== Your objective ==
Where a line of the records contains the word "Oversaw", show that line.
--- Data provided ---
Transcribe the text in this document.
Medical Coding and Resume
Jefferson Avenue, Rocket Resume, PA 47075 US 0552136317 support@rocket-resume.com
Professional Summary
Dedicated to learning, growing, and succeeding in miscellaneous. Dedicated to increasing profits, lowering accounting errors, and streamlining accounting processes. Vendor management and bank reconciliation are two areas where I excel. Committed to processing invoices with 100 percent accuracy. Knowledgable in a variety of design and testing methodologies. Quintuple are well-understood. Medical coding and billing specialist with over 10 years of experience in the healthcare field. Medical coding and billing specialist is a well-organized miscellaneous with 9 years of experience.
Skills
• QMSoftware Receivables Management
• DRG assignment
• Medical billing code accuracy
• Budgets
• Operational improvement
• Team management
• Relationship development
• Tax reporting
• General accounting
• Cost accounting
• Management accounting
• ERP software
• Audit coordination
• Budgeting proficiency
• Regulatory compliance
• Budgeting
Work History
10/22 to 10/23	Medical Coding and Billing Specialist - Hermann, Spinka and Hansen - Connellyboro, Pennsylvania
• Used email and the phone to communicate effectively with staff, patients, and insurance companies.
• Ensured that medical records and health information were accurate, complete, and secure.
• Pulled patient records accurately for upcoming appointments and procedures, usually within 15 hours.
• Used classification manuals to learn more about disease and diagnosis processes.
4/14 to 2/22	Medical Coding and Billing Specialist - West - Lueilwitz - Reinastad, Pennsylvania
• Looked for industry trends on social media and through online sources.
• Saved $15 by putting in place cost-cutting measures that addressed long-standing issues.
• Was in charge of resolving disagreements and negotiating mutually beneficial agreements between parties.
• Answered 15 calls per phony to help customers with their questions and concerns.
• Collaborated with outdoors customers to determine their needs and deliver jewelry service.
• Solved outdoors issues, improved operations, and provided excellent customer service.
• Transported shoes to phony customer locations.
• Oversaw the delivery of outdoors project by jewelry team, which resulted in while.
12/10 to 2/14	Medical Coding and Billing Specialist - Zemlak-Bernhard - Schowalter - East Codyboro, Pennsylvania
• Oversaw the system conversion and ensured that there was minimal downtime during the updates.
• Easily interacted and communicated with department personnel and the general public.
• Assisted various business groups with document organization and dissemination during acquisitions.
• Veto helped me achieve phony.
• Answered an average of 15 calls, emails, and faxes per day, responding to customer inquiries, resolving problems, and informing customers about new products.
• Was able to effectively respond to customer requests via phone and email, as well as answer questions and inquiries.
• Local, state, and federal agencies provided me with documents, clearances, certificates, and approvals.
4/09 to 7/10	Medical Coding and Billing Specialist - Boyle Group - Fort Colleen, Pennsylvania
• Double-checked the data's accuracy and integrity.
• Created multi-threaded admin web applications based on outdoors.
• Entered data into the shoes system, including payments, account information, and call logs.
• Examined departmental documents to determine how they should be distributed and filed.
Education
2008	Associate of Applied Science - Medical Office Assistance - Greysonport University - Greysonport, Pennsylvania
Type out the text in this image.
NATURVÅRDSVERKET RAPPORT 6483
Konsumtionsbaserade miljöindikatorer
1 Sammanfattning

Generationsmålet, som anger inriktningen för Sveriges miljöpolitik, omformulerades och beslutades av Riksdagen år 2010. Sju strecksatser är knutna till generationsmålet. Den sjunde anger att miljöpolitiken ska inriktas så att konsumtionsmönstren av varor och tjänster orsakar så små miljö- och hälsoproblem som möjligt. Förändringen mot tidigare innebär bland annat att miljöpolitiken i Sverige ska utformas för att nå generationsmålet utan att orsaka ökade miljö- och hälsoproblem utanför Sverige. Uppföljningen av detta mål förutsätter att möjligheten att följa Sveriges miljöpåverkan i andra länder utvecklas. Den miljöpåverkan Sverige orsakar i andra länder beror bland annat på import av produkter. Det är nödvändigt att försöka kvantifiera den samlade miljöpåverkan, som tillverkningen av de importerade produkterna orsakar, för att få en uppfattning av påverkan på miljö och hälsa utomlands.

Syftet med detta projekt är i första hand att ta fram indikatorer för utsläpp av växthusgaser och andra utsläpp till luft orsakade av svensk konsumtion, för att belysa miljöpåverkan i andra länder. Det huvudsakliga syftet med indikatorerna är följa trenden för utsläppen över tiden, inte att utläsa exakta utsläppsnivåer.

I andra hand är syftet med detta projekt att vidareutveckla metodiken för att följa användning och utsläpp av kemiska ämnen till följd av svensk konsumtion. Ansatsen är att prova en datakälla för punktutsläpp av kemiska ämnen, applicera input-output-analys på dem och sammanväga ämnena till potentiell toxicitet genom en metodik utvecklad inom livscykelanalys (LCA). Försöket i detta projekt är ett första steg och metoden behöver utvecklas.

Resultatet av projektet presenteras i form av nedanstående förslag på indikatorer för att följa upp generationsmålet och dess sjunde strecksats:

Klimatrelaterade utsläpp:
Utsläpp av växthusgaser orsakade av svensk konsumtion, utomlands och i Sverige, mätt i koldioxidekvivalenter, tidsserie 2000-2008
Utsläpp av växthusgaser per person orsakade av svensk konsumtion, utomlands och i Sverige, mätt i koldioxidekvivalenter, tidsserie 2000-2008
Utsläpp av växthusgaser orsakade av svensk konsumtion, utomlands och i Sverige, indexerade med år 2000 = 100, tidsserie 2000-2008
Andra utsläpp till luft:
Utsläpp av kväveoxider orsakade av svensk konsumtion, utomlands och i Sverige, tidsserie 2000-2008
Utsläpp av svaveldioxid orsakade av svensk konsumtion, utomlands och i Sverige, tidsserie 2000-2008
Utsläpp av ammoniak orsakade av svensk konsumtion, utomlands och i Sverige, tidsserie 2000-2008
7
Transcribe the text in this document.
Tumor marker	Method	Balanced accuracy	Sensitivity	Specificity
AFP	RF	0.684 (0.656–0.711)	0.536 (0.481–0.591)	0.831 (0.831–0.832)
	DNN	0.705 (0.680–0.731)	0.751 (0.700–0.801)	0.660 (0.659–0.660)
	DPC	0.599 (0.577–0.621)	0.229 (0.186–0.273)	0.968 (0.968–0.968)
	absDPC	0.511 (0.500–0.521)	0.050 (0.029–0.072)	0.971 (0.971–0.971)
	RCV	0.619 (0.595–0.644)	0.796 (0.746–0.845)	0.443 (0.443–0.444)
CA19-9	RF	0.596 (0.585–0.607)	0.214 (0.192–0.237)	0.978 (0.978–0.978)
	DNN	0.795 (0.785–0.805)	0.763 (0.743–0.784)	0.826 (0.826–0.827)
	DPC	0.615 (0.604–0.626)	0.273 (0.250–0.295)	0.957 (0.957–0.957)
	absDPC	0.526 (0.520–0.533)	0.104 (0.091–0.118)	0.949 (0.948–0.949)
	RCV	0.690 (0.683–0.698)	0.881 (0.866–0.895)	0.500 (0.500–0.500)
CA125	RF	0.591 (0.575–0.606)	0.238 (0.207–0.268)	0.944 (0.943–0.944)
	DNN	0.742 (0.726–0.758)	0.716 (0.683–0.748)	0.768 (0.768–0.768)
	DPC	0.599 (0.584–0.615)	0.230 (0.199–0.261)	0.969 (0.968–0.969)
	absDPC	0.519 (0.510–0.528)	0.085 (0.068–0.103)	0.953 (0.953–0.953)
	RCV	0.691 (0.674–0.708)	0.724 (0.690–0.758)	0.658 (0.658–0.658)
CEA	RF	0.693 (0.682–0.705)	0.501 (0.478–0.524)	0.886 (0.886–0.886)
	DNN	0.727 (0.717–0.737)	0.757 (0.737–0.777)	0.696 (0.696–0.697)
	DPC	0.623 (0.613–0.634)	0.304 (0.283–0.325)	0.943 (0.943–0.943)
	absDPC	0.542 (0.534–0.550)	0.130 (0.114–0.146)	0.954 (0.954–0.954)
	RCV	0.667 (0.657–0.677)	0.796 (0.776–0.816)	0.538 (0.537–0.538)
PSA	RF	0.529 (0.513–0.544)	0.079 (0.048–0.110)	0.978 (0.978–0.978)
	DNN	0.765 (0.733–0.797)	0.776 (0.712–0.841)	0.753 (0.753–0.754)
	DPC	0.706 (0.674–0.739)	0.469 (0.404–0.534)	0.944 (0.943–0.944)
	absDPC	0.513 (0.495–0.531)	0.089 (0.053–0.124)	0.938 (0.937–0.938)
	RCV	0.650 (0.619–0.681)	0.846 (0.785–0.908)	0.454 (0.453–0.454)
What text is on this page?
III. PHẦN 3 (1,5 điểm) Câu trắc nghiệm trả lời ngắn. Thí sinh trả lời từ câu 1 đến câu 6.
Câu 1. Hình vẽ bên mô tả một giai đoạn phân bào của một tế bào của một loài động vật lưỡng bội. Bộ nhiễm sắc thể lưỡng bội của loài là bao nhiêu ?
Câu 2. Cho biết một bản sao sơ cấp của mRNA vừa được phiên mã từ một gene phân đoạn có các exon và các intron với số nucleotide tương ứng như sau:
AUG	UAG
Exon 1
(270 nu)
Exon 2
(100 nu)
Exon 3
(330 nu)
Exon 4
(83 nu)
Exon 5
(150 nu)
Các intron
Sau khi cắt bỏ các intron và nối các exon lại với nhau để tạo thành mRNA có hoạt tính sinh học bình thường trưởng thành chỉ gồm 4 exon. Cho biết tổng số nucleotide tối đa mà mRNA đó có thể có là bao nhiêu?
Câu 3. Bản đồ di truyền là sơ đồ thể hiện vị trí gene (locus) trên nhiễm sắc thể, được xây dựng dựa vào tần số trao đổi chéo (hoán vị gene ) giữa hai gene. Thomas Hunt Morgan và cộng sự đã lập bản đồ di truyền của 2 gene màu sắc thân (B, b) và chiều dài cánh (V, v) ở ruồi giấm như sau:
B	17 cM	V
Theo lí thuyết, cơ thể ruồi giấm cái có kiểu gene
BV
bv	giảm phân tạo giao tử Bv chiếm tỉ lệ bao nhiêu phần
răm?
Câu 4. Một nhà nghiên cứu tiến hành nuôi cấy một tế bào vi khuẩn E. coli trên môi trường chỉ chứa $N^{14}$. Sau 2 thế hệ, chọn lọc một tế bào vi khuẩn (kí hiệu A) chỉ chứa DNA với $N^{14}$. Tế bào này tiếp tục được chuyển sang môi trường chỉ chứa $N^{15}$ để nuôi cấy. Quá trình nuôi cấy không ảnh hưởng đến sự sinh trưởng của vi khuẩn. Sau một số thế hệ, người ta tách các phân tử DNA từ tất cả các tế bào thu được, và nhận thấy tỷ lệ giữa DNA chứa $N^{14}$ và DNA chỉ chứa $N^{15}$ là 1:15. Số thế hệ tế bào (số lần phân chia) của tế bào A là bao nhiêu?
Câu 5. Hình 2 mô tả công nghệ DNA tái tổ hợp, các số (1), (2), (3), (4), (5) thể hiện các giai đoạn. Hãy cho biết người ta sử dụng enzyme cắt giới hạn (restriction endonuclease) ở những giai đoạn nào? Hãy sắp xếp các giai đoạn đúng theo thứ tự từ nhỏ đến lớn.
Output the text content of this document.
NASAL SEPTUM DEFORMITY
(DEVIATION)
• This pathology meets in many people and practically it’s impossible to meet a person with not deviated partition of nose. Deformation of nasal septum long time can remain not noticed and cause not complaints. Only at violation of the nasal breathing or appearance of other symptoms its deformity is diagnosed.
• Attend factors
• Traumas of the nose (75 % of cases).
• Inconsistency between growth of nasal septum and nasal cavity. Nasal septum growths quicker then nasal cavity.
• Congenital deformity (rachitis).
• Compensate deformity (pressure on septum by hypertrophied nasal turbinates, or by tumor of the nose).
---
== The completed task ==
• Oversaw the delivery of outdoors project by jewelry team, which resulted in while.
• Oversaw the system conversion and ensured that there was minimal downtime during the updates.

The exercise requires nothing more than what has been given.